- _Task directions_
Count every line in the following entries where the word "tried" appears. Give the count alone.
* Begin Material for the task *
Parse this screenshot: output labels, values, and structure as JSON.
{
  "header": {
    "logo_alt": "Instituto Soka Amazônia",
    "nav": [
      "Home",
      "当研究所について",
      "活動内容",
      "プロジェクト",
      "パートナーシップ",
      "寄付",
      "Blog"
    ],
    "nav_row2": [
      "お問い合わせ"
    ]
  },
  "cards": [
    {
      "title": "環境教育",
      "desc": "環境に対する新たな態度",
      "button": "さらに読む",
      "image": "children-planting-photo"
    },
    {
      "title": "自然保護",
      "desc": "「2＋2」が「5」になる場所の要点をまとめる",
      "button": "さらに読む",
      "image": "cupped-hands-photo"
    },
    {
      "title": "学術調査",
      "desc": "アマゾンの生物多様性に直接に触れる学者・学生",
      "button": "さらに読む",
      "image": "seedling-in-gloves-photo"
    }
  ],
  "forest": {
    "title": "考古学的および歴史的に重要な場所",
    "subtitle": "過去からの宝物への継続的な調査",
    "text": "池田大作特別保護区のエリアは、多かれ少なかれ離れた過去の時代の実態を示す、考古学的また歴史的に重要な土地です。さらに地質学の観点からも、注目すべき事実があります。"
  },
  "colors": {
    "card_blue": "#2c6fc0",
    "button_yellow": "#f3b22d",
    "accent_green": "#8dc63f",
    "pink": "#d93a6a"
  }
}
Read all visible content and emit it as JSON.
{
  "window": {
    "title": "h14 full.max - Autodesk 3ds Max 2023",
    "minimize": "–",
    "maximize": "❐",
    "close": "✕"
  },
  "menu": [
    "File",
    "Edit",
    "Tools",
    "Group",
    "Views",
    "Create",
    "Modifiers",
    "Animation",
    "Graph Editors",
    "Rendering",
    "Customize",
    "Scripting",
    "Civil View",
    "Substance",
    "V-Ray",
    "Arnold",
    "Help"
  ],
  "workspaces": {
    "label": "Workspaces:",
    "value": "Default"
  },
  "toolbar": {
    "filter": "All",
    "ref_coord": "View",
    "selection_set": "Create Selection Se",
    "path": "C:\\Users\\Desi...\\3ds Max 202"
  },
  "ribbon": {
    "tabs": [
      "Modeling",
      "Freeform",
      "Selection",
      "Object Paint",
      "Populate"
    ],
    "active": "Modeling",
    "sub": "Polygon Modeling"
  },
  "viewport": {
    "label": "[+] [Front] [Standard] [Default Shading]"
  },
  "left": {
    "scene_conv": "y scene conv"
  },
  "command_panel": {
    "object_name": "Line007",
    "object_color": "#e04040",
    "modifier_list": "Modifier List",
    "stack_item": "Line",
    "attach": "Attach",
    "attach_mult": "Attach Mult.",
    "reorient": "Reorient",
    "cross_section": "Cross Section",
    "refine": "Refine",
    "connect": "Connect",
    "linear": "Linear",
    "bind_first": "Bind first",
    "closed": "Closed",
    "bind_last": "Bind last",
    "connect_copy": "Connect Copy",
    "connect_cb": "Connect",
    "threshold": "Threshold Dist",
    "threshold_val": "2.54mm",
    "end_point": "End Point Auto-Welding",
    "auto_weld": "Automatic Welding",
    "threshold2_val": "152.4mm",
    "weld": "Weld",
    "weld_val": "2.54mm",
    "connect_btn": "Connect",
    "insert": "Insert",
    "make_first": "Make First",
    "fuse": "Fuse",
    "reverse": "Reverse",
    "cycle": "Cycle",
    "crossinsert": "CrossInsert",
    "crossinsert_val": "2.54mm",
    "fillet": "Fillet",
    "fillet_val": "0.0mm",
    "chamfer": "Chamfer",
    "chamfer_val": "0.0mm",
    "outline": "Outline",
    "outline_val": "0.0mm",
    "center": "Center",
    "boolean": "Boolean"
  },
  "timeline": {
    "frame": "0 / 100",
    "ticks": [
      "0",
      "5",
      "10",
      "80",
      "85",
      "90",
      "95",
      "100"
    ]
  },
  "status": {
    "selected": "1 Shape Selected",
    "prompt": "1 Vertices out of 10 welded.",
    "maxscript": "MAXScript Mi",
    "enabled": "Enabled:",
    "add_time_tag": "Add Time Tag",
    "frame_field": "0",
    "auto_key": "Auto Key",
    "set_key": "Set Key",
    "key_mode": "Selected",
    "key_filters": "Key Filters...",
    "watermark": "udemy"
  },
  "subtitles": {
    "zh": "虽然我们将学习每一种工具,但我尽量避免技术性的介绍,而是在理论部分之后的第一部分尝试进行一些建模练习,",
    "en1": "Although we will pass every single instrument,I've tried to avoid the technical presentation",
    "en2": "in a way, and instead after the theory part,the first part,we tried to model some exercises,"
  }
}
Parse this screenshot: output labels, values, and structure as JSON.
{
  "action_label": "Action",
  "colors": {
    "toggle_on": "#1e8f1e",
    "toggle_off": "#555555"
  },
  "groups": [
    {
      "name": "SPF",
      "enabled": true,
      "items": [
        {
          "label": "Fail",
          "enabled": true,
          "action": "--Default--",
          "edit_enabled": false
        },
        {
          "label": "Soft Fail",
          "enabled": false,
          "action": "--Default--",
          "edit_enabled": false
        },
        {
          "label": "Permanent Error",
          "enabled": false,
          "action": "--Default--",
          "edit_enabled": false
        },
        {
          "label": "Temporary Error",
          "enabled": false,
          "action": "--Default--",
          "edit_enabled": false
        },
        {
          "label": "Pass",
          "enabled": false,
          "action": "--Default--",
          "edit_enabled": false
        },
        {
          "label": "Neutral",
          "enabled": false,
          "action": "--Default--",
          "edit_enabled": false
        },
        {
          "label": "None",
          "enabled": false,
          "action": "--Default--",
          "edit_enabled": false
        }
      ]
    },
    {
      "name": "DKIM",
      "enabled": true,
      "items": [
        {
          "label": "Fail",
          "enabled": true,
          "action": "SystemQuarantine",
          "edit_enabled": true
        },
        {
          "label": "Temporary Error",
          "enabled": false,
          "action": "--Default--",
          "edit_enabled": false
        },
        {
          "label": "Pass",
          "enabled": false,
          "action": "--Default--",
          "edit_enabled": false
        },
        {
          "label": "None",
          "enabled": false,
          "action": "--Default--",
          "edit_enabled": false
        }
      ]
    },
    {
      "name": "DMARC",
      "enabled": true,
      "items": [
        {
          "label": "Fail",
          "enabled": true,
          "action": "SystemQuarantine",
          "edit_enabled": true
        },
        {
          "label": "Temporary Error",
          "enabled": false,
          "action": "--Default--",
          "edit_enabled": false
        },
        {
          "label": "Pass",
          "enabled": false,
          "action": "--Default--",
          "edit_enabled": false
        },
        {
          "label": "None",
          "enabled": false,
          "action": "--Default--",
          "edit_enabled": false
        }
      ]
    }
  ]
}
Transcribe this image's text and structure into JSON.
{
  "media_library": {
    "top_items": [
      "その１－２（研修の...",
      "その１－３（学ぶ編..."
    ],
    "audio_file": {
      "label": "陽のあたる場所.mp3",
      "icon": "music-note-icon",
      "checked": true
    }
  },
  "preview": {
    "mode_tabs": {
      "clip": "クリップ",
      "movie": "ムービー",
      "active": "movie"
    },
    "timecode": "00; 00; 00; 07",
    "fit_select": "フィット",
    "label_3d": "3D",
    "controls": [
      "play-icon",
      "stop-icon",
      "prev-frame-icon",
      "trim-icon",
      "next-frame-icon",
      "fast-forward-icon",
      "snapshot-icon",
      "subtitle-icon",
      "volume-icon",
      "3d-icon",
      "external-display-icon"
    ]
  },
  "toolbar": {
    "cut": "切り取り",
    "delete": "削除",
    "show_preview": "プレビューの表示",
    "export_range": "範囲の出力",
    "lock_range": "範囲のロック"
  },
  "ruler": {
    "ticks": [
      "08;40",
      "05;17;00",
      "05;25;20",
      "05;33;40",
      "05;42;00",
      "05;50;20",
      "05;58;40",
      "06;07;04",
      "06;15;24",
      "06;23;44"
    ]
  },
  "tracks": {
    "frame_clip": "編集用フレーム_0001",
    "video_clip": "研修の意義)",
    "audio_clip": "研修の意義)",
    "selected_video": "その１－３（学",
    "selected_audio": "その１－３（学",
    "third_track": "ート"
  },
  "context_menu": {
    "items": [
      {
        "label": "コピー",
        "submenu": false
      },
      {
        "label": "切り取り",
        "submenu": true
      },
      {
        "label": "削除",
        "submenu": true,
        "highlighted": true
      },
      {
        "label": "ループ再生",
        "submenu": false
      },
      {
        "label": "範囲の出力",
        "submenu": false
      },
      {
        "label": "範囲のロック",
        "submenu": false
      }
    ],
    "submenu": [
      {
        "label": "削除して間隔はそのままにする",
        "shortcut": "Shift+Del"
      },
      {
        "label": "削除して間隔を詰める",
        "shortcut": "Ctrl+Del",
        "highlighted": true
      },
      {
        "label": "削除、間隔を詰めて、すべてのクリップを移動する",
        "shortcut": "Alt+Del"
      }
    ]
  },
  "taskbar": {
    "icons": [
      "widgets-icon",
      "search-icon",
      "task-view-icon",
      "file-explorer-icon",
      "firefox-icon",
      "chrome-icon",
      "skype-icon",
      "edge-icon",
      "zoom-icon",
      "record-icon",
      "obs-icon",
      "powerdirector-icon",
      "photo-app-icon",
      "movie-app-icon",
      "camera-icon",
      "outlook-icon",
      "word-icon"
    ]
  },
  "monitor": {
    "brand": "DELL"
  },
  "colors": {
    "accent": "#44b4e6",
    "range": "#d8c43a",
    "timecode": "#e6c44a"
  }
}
* End Material for the task *
- _Output for this exercise_
2